### Text block:

============

Which sounds easy enough until you consider the AREA of that “big” LCD panel, and what kind of resources it would take to build it. But then you have to consider that unless you encircle – no, ensphere the entire star, if you wanted to broadcast omnidirectionally. Of course, you don’t have to block the whole area of the star; even 10% amplitude modulation could get someone’s attention. But you’d be seriously better off setting off a series of fusion bombs at pulse-position modulated times. Which is a form of star modulation.
Interesting. The Sun’s radius is 2.3 light seconds. If you can modulate the light output of the whole surface, you are limited to maybe 10 seconds per bit. On the other hand, if you have englobed your star with independent shutters, you can time them to “aim” in a partucular direction at the same time looking continuous from the side.
BTW, in one of the E.E. Doc Smith Lensman stories the use ships and asteroids to make an analogy to the plate and grid of a vacuum tube and momentarily direct all the Sun’s output to a point in space as a defensive weapon. Written some time between 1929 and 1950 – I don’t recall which book.
Carl Sagan and Jodie Foster let me believe there is another one, underwater, somewhere near the small island on Pacific.
How else would the humpback whales contact that alien life in Star Trek IV?
a hydrophone!
The problem is not that Arecibo is old, but that ( as many other important pieces of infrastructure ) it wasn´t correctly mantained
And what people many times forget to consider, when all that talk about “cutting the losses”, or “too old, better start with something new” is that it is harder to get the funds to build something new , it takes a very long time ( when and if it is done ) and possibly would not have the same capabilities as what it is replacing, due to politicians focus on cuttings costs and not on technical specs.
Just as an exercise for imagination, we can try to imagine what it would take ( on talks, meetings, politic deals, etc ) to get a new railroad between NY and Los Angeles built. Or between Madrid and Moscow
“Or between Madrid and Moscow”
With their Silk Road project maybe Chinese will do it in near future.

============

### To-do list:
(1) Copy out the listing from its first line through the line that contains "Point: [142, 57, 146, 60]", including both ends.
(2) Write what comes next in the comment thread about star signaling and Arecibo, picking up after its last line.

### Records for processing:
============

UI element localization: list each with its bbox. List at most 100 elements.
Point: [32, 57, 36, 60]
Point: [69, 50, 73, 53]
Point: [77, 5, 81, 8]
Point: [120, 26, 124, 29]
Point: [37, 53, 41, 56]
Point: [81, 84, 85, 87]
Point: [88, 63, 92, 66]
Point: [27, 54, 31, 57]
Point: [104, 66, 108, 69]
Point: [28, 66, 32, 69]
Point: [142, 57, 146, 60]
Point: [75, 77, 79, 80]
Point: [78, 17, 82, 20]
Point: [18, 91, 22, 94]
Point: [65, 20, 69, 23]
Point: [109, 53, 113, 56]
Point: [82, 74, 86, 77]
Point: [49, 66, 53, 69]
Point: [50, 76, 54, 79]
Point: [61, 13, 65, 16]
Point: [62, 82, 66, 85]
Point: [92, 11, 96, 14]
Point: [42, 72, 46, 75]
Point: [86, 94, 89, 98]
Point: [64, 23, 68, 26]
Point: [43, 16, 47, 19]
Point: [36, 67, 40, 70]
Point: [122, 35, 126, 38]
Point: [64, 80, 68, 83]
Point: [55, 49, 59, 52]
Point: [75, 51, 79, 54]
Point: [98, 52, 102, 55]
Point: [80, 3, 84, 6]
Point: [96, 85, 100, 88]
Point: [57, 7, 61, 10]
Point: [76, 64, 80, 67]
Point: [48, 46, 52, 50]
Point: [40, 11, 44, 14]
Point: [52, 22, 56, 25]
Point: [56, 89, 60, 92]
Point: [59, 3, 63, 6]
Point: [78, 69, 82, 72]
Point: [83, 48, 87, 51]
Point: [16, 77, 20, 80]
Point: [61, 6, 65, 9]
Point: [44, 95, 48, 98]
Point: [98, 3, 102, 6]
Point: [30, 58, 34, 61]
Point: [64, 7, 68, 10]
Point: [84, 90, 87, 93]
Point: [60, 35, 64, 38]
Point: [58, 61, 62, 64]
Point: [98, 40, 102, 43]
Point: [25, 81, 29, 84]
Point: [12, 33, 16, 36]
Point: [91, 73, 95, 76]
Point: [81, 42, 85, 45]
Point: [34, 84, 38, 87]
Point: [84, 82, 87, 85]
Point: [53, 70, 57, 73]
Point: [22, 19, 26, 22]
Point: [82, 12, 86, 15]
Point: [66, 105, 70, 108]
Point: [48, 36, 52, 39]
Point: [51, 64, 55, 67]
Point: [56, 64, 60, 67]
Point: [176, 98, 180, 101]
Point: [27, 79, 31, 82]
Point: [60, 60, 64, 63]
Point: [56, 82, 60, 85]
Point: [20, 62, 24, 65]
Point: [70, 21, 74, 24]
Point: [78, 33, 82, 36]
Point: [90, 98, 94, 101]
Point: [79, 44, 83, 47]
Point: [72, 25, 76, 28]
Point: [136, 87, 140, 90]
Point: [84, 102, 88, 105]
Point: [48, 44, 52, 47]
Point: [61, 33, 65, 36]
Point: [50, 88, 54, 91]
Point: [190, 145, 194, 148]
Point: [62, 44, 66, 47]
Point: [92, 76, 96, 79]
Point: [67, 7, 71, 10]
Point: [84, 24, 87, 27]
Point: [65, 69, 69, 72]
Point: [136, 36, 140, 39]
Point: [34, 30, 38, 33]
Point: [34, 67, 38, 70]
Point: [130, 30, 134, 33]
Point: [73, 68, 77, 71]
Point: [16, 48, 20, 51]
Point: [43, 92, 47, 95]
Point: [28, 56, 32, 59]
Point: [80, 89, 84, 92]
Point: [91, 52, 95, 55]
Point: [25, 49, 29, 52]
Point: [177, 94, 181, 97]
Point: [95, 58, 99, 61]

============

### Expected answers:
(1)
UI element localization: list each with its bbox. List at most 100 elements.
Point: [32, 57, 36, 60]
Point: [69, 50, 73, 53]
Point: [77, 5, 81, 8]
Point: [120, 26, 124, 29]
Point: [37, 53, 41, 56]
Point: [81, 84, 85, 87]
Point: [88, 63, 92, 66]
Point: [27, 54, 31, 57]
Point: [104, 66, 108, 69]
Point: [28, 66, 32, 69]
Point: [142, 57, 146, 60]

(2)
It has already been built, a long, long time ago, China not needed. Travel time about 60 hours, high speed train at least through France.
Is that the price for the fence built before Obama, or after? Where are you getting your numbers anyway? And are you simply ignoring the fact that a border fence saves money every year, which would otherwise be spent on active border protection.
That is the amount authorized by former secretary of defense Esper, 3.6 billion for 175 miles, during the trump administration. I don’t see how Obama has anything to do with it. I don’t think the previous comment ignores the benefits, it merely stated the cost in a poignant way. Maybe you’d like to give us some numbers to help us understand the benefits.
You have to have a country to be able to fund things with it. No border = no country.
Border != wall. All countries have borders but not all countries have walls. I guess North Korea has a strong southern wall.
Sheesh, get some riggers up there and fix the dang thing already! If we did it once, we sure as heck can do it again.
Just a bit of perspective:$20MM is the average procurement cost of a UH-60 Black Hawk utility helicopter.
That’s a lot more than the UH-60 of the Viet Nam era (~$250K).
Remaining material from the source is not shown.